Aim
Word for word, restate every line of the material.
----
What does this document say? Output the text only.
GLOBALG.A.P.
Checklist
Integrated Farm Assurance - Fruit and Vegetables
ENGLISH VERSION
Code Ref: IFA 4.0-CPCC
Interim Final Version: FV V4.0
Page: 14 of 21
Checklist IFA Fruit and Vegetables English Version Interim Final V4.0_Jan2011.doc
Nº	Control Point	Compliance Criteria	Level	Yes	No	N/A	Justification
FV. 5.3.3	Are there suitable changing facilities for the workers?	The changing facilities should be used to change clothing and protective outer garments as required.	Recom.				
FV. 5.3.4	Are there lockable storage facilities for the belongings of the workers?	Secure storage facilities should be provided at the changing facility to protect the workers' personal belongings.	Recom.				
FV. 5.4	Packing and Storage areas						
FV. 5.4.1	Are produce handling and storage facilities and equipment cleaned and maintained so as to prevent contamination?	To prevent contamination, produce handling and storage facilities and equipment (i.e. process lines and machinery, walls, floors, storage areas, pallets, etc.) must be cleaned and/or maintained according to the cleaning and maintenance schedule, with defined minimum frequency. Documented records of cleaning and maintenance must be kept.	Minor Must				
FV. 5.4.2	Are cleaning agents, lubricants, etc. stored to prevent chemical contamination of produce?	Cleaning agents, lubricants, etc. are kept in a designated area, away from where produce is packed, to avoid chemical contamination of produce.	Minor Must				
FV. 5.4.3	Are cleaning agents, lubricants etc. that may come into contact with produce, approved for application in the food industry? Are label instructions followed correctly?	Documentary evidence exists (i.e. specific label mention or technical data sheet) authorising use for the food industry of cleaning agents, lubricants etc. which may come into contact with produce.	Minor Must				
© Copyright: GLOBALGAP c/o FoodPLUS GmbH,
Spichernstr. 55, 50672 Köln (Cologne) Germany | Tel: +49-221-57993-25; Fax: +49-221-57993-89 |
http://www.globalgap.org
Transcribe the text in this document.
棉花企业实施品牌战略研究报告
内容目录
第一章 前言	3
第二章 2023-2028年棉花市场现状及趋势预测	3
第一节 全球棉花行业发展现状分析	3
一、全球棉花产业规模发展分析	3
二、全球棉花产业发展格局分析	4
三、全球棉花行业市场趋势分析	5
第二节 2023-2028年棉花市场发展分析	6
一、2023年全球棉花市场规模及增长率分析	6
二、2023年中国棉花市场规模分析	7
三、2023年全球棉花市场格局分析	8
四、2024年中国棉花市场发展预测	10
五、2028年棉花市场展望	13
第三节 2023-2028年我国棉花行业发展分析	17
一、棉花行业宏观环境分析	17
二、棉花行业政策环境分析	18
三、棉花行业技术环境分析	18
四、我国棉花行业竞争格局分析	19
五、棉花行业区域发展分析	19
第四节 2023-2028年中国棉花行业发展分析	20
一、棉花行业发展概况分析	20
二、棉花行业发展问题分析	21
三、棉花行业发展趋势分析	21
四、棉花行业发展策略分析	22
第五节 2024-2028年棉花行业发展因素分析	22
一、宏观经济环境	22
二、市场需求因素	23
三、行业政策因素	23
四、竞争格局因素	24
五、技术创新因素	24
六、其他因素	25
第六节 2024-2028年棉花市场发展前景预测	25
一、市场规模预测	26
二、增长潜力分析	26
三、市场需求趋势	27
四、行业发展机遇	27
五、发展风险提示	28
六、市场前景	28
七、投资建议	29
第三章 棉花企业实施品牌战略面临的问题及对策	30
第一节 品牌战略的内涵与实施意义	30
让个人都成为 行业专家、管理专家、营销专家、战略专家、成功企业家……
----
Answer to this task
What does this document say? Output the text only.
GLOBALG.A.P.
Checklist
Integrated Farm Assurance - Fruit and Vegetables
ENGLISH VERSION
Code Ref: IFA 4.0-CPCC
Interim Final Version: FV V4.0
Page: 14 of 21
Checklist IFA Fruit and Vegetables English Version Interim Final V4.0_Jan2011.doc
Nº	Control Point	Compliance Criteria	Level	Yes	No	N/A	Justification
FV. 5.3.3	Are there suitable changing facilities for the workers?	The changing facilities should be used to change clothing and protective outer garments as required.	Recom.				
FV. 5.3.4	Are there lockable storage facilities for the belongings of the workers?	Secure storage facilities should be provided at the changing facility to protect the workers' personal belongings.	Recom.				
FV. 5.4	Packing and Storage areas						
FV. 5.4.1	Are produce handling and storage facilities and equipment cleaned and maintained so as to prevent contamination?	To prevent contamination, produce handling and storage facilities and equipment (i.e. process lines and machinery, walls, floors, storage areas, pallets, etc.) must be cleaned and/or maintained according to the cleaning and maintenance schedule, with defined minimum frequency. Documented records of cleaning and maintenance must be kept.	Minor Must				
FV. 5.4.2	Are cleaning agents, lubricants, etc. stored to prevent chemical contamination of produce?	Cleaning agents, lubricants, etc. are kept in a designated area, away from where produce is packed, to avoid chemical contamination of produce.	Minor Must				
FV. 5.4.3	Are cleaning agents, lubricants etc. that may come into contact with produce, approved for application in the food industry? Are label instructions followed correctly?	Documentary evidence exists (i.e. specific label mention or technical data sheet) authorising use for the food industry of cleaning agents, lubricants etc. which may come into contact with produce.	Minor Must				
© Copyright: GLOBALGAP c/o FoodPLUS GmbH,
Spichernstr. 55, 50672 Köln (Cologne) Germany | Tel: +49-221-57993-25; Fax: +49-221-57993-89 |
http://www.globalgap.org
Transcribe the text in this document.
棉花企业实施品牌战略研究报告
内容目录
第一章 前言	3
第二章 2023-2028年棉花市场现状及趋势预测	3
第一节 全球棉花行业发展现状分析	3
一、全球棉花产业规模发展分析	3
二、全球棉花产业发展格局分析	4
三、全球棉花行业市场趋势分析	5
第二节 2023-2028年棉花市场发展分析	6
一、2023年全球棉花市场规模及增长率分析	6
二、2023年中国棉花市场规模分析	7
三、2023年全球棉花市场格局分析	8
四、2024年中国棉花市场发展预测	10
五、2028年棉花市场展望	13
第三节 2023-2028年我国棉花行业发展分析	17
一、棉花行业宏观环境分析	17
二、棉花行业政策环境分析	18
三、棉花行业技术环境分析	18
四、我国棉花行业竞争格局分析	19
五、棉花行业区域发展分析	19
第四节 2023-2028年中国棉花行业发展分析	20
一、棉花行业发展概况分析	20
二、棉花行业发展问题分析	21
三、棉花行业发展趋势分析	21
四、棉花行业发展策略分析	22
第五节 2024-2028年棉花行业发展因素分析	22
一、宏观经济环境	22
二、市场需求因素	23
三、行业政策因素	23
四、竞争格局因素	24
五、技术创新因素	24
六、其他因素	25
第六节 2024-2028年棉花市场发展前景预测	25
一、市场规模预测	26
二、增长潜力分析	26
三、市场需求趋势	27
四、行业发展机遇	27
五、发展风险提示	28
六、市场前景	28
七、投资建议	29
第三章 棉花企业实施品牌战略面临的问题及对策	30
第一节 品牌战略的内涵与实施意义	30
让个人都成为 行业专家、管理专家、营销专家、战略专家、成功企业家……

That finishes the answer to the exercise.